Exercise requirements. Retype every entry word for word.

--------------------------------------------------

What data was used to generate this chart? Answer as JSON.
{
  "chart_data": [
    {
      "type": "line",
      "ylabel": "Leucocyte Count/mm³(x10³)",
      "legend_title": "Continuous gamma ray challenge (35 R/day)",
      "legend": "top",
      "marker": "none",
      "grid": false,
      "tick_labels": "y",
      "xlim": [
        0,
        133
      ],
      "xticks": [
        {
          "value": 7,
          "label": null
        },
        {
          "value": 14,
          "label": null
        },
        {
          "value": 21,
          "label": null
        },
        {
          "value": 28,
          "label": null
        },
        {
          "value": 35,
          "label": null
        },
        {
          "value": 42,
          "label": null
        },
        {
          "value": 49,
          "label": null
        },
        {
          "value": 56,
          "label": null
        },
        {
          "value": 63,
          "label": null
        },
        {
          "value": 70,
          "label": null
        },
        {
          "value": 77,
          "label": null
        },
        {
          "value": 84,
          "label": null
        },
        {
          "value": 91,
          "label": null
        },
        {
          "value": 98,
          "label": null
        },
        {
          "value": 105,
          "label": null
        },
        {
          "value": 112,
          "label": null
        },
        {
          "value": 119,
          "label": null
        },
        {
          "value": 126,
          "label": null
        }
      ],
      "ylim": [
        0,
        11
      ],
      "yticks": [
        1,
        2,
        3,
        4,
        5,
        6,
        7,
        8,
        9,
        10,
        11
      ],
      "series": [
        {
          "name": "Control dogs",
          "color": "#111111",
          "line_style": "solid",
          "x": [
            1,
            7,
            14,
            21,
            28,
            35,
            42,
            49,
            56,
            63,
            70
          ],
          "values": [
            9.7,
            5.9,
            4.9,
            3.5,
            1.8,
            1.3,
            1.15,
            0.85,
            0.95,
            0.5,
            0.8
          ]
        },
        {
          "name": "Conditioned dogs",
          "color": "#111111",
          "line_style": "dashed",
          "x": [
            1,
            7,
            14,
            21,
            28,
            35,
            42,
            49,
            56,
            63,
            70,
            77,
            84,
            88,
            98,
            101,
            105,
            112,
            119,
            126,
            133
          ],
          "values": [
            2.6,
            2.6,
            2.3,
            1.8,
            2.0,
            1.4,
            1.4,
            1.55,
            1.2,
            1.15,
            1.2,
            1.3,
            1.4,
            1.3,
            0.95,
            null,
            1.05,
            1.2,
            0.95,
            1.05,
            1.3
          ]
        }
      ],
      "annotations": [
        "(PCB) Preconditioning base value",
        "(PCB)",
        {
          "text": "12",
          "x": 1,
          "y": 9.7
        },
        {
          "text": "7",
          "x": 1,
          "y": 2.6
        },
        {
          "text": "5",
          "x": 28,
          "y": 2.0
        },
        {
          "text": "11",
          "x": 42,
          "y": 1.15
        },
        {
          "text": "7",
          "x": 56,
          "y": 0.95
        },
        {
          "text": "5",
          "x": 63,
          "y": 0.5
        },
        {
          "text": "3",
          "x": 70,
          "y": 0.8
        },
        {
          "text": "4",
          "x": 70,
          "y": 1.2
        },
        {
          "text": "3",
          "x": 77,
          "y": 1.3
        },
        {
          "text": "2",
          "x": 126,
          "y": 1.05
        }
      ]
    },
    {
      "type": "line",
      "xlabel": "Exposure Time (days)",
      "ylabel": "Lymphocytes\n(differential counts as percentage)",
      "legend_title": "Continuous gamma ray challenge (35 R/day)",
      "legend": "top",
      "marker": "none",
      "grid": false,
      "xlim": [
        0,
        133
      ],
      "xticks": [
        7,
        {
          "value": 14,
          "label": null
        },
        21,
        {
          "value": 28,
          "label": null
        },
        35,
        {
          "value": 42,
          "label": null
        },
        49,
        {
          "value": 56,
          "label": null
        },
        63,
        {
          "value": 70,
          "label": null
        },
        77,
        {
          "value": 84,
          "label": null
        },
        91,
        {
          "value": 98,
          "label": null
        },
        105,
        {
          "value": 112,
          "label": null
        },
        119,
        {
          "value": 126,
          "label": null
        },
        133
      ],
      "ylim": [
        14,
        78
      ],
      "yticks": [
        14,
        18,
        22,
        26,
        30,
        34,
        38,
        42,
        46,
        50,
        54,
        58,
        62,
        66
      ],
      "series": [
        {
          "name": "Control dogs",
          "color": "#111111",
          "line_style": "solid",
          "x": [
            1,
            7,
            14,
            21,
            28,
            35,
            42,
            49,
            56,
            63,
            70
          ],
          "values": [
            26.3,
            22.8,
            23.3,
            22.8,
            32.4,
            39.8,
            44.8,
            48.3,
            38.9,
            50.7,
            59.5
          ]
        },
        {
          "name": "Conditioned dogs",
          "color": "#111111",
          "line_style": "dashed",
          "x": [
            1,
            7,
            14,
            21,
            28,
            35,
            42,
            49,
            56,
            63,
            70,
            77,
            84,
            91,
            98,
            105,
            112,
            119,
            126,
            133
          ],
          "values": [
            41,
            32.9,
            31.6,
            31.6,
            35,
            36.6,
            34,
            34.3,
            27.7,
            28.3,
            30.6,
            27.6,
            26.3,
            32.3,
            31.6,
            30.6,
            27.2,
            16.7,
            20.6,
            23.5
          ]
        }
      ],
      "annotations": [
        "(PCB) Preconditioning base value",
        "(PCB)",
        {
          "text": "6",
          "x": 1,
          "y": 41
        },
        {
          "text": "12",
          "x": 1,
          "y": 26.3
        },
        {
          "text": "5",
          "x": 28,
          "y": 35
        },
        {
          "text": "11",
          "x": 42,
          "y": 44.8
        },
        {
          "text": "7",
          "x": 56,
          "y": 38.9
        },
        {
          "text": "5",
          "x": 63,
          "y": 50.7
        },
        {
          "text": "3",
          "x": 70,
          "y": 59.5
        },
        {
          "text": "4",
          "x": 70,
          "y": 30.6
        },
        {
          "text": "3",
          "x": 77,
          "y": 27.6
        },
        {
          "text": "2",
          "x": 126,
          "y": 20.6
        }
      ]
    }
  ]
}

--------------------------------------------------

Solution to this task.
What data was used to generate this chart? Answer as JSON.
{
  "chart_data": [
    {
      "type": "line",
      "ylabel": "Leucocyte Count/mm³(x10³)",
      "legend_title": "Continuous gamma ray challenge (35 R/day)",
      "legend": "top",
      "marker": "none",
      "grid": false,
      "tick_labels": "y",
      "xlim": [
        0,
        133
      ],
      "xticks": [
        {
          "value": 7,
          "label": null
        },
        {
          "value": 14,
          "label": null
        },
        {
          "value": 21,
          "label": null
        },
        {
          "value": 28,
          "label": null
        },
        {
          "value": 35,
          "label": null
        },
        {
          "value": 42,
          "label": null
        },
        {
          "value": 49,
          "label": null
        },
        {
          "value": 56,
          "label": null
        },
        {
          "value": 63,
          "label": null
        },
        {
          "value": 70,
          "label": null
        },
        {
          "value": 77,
          "label": null
        },
        {
          "value": 84,
          "label": null
        },
        {
          "value": 91,
          "label": null
        },
        {
          "value": 98,
          "label": null
        },
        {
          "value": 105,
          "label": null
        },
        {
          "value": 112,
          "label": null
        },
        {
          "value": 119,
          "label": null
        },
        {
          "value": 126,
          "label": null
        }
      ],
      "ylim": [
        0,
        11
      ],
      "yticks": [
        1,
        2,
        3,
        4,
        5,
        6,
        7,
        8,
        9,
        10,
        11
      ],
      "series": [
        {
          "name": "Control dogs",
          "color": "#111111",
          "line_style": "solid",
          "x": [
            1,
            7,
            14,
            21,
            28,
            35,
            42,
            49,
            56,
            63,
            70
          ],
          "values": [
            9.7,
            5.9,
            4.9,
            3.5,
            1.8,
            1.3,
            1.15,
            0.85,
            0.95,
            0.5,
            0.8
          ]
        },
        {
          "name": "Conditioned dogs",
          "color": "#111111",
          "line_style": "dashed",
          "x": [
            1,
            7,
            14,
            21,
            28,
            35,
            42,
            49,
            56,
            63,
            70,
            77,
            84,
            88,
            98,
            101,
            105,
            112,
            119,
            126,
            133
          ],
          "values": [
            2.6,
            2.6,
            2.3,
            1.8,
            2.0,
            1.4,
            1.4,
            1.55,
            1.2,
            1.15,
            1.2,
            1.3,
            1.4,
            1.3,
            0.95,
            null,
            1.05,
            1.2,
            0.95,
            1.05,
            1.3
          ]
        }
      ],
      "annotations": [
        "(PCB) Preconditioning base value",
        "(PCB)",
        {
          "text": "12",
          "x": 1,
          "y": 9.7
        },
        {
          "text": "7",
          "x": 1,
          "y": 2.6
        },
        {
          "text": "5",
          "x": 28,
          "y": 2.0
        },
        {
          "text": "11",
          "x": 42,
          "y": 1.15
        },
        {
          "text": "7",
          "x": 56,
          "y": 0.95
        },
        {
          "text": "5",
          "x": 63,
          "y": 0.5
        },
        {
          "text": "3",
          "x": 70,
          "y": 0.8
        },
        {
          "text": "4",
          "x": 70,
          "y": 1.2
        },
        {
          "text": "3",
          "x": 77,
          "y": 1.3
        },
        {
          "text": "2",
          "x": 126,
          "y": 1.05
        }
      ]
    },
    {
      "type": "line",
      "xlabel": "Exposure Time (days)",
      "ylabel": "Lymphocytes\n(differential counts as percentage)",
      "legend_title": "Continuous gamma ray challenge (35 R/day)",
      "legend": "top",
      "marker": "none",
      "grid": false,
      "xlim": [
        0,
        133
      ],
      "xticks": [
        7,
        {
          "value": 14,
          "label": null
        },
        21,
        {
          "value": 28,
          "label": null
        },
        35,
        {
          "value": 42,
          "label": null
        },
        49,
        {
          "value": 56,
          "label": null
        },
        63,
        {
          "value": 70,
          "label": null
        },
        77,
        {
          "value": 84,
          "label": null
        },
        91,
        {
          "value": 98,
          "label": null
        },
        105,
        {
          "value": 112,
          "label": null
        },
        119,
        {
          "value": 126,
          "label": null
        },
        133
      ],
      "ylim": [
        14,
        78
      ],
      "yticks": [
        14,
        18,
        22,
        26,
        30,
        34,
        38,
        42,
        46,
        50,
        54,
        58,
        62,
        66
      ],
      "series": [
        {
          "name": "Control dogs",
          "color": "#111111",
          "line_style": "solid",
          "x": [
            1,
            7,
            14,
            21,
            28,
            35,
            42,
            49,
            56,
            63,
            70
          ],
          "values": [
            26.3,
            22.8,
            23.3,
            22.8,
            32.4,
            39.8,
            44.8,
            48.3,
            38.9,
            50.7,
            59.5
          ]
        },
        {
          "name": "Conditioned dogs",
          "color": "#111111",
          "line_style": "dashed",
          "x": [
            1,
            7,
            14,
            21,
            28,
            35,
            42,
            49,
            56,
            63,
            70,
            77,
            84,
            91,
            98,
            105,
            112,
            119,
            126,
            133
          ],
          "values": [
            41,
            32.9,
            31.6,
            31.6,
            35,
            36.6,
            34,
            34.3,
            27.7,
            28.3,
            30.6,
            27.6,
            26.3,
            32.3,
            31.6,
            30.6,
            27.2,
            16.7,
            20.6,
            23.5
          ]
        }
      ],
      "annotations": [
        "(PCB) Preconditioning base value",
        "(PCB)",
        {
          "text": "6",
          "x": 1,
          "y": 41
        },
        {
          "text": "12",
          "x": 1,
          "y": 26.3
        },
        {
          "text": "5",
          "x": 28,
          "y": 35
        },
        {
          "text": "11",
          "x": 42,
          "y": 44.8
        },
        {
          "text": "7",
          "x": 56,
          "y": 38.9
        },
        {
          "text": "5",
          "x": 63,
          "y": 50.7
        },
        {
          "text": "3",
          "x": 70,
          "y": 59.5
        },
        {
          "text": "4",
          "x": 70,
          "y": 30.6
        },
        {
          "text": "3",
          "x": 77,
          "y": 27.6
        },
        {
          "text": "2",
          "x": 126,
          "y": 20.6
        }
      ]
    }
  ]
}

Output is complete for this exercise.